Search the listing for "true" and copy every line where it appears.

Data shown -
= = = = =

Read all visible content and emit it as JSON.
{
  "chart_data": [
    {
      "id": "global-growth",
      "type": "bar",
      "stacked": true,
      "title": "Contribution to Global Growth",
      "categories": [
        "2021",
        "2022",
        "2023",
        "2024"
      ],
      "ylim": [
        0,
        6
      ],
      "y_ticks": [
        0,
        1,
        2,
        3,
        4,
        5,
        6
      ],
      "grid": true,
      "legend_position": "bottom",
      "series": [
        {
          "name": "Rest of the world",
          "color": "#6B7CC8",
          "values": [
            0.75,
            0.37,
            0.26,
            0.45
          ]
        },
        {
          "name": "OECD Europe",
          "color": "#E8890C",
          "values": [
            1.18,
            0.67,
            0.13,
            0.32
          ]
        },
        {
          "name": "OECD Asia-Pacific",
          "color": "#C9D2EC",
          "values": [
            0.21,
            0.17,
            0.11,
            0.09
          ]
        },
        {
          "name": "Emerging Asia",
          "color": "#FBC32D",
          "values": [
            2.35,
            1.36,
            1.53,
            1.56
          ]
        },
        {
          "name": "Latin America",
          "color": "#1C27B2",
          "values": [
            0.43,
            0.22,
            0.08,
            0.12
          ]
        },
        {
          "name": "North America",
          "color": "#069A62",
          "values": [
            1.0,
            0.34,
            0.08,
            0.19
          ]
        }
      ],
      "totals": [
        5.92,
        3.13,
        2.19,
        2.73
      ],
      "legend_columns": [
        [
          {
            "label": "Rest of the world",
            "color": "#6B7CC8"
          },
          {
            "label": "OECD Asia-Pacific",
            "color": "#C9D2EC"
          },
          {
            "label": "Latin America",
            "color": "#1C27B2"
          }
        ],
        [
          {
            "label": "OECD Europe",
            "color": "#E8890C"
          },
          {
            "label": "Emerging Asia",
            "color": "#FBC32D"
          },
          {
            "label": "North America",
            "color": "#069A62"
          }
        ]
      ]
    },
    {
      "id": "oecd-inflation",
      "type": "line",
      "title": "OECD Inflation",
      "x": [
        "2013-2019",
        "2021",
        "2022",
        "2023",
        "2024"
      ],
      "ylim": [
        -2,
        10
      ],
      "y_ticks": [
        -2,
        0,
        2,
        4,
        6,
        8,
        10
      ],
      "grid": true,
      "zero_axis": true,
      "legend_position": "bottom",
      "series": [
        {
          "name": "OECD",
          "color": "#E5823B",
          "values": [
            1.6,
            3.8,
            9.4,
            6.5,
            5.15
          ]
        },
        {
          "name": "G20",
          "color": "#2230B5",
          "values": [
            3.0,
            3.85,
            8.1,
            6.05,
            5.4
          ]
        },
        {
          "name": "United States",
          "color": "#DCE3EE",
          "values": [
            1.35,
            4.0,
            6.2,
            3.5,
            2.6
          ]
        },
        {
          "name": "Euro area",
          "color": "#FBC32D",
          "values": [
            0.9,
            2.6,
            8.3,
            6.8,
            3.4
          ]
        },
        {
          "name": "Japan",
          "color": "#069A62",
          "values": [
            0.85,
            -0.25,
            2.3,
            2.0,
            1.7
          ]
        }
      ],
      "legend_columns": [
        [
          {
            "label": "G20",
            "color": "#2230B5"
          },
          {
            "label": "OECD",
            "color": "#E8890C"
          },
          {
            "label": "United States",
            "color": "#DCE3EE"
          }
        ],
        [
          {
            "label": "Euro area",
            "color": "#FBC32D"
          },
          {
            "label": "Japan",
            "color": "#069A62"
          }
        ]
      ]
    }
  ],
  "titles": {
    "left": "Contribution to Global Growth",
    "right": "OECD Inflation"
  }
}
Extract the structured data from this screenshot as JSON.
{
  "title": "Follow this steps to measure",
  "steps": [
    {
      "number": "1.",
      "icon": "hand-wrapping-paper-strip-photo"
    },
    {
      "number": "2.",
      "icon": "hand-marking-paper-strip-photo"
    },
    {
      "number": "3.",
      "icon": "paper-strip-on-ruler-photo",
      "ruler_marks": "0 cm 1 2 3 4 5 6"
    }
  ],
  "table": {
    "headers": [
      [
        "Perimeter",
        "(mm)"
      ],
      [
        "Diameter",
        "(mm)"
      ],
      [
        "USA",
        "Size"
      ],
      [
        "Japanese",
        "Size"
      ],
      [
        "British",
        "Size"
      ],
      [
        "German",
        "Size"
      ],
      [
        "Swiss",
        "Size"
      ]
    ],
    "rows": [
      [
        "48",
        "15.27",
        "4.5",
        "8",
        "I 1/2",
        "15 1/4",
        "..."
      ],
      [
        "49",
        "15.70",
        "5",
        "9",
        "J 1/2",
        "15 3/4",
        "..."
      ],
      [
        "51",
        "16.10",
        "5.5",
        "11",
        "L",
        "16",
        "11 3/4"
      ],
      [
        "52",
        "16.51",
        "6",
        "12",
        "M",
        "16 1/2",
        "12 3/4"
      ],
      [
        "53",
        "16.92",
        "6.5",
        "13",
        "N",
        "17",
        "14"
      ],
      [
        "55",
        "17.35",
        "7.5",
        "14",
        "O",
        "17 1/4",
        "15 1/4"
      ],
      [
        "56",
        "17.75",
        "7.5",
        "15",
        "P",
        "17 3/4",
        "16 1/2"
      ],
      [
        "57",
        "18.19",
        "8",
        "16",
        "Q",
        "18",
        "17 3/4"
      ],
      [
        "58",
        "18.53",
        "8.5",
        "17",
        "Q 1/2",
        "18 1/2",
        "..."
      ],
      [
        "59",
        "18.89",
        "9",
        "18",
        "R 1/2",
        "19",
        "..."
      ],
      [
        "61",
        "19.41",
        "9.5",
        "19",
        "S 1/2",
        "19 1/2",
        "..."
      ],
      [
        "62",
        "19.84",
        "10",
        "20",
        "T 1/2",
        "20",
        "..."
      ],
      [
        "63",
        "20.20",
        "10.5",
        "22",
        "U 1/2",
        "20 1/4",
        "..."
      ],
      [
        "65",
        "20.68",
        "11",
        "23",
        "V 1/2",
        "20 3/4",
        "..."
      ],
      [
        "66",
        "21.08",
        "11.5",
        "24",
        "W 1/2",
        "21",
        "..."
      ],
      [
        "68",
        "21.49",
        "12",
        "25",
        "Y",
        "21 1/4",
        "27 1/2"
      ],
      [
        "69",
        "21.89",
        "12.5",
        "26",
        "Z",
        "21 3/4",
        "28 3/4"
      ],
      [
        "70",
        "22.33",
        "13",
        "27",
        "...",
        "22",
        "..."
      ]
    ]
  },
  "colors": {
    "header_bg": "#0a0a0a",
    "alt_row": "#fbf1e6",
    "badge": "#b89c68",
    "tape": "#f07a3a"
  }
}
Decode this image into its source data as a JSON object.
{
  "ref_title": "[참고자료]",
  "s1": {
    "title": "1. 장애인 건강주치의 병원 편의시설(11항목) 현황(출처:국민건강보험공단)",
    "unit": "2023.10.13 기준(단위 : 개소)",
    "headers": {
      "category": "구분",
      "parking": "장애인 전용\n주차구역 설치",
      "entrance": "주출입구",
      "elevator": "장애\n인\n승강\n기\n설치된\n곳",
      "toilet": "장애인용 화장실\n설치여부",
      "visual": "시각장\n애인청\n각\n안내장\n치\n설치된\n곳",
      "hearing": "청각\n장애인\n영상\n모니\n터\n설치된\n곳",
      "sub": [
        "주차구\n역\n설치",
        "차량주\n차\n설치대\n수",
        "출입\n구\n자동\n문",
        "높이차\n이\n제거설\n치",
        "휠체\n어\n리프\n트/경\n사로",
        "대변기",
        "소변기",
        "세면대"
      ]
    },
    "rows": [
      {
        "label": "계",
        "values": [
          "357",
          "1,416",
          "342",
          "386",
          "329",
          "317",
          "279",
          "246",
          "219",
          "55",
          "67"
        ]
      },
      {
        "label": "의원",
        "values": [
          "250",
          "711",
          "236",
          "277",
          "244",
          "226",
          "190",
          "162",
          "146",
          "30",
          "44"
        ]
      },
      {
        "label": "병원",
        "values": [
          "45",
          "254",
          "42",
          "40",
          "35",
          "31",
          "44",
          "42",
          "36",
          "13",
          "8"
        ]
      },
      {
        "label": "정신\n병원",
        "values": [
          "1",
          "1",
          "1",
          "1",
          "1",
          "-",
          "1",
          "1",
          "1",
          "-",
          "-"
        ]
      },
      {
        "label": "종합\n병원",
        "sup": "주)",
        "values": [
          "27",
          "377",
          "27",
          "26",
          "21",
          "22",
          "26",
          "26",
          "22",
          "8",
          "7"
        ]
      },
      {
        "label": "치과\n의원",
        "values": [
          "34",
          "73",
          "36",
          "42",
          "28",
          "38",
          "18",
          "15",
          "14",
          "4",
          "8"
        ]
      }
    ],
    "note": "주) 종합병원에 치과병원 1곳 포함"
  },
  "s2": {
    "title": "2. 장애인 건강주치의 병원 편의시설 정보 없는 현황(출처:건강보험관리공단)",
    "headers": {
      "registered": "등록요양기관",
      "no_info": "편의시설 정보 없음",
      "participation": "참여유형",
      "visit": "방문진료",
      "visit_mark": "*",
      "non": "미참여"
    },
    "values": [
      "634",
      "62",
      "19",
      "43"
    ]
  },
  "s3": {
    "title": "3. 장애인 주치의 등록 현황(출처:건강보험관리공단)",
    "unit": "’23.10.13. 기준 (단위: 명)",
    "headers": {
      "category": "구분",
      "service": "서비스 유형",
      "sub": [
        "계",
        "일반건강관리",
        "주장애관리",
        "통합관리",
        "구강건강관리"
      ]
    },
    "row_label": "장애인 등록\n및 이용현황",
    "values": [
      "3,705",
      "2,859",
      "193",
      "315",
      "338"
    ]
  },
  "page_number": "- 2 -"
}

= = = = =

The completed task -
      "stacked": true,
      "grid": true,
      "grid": true,
      "zero_axis": true,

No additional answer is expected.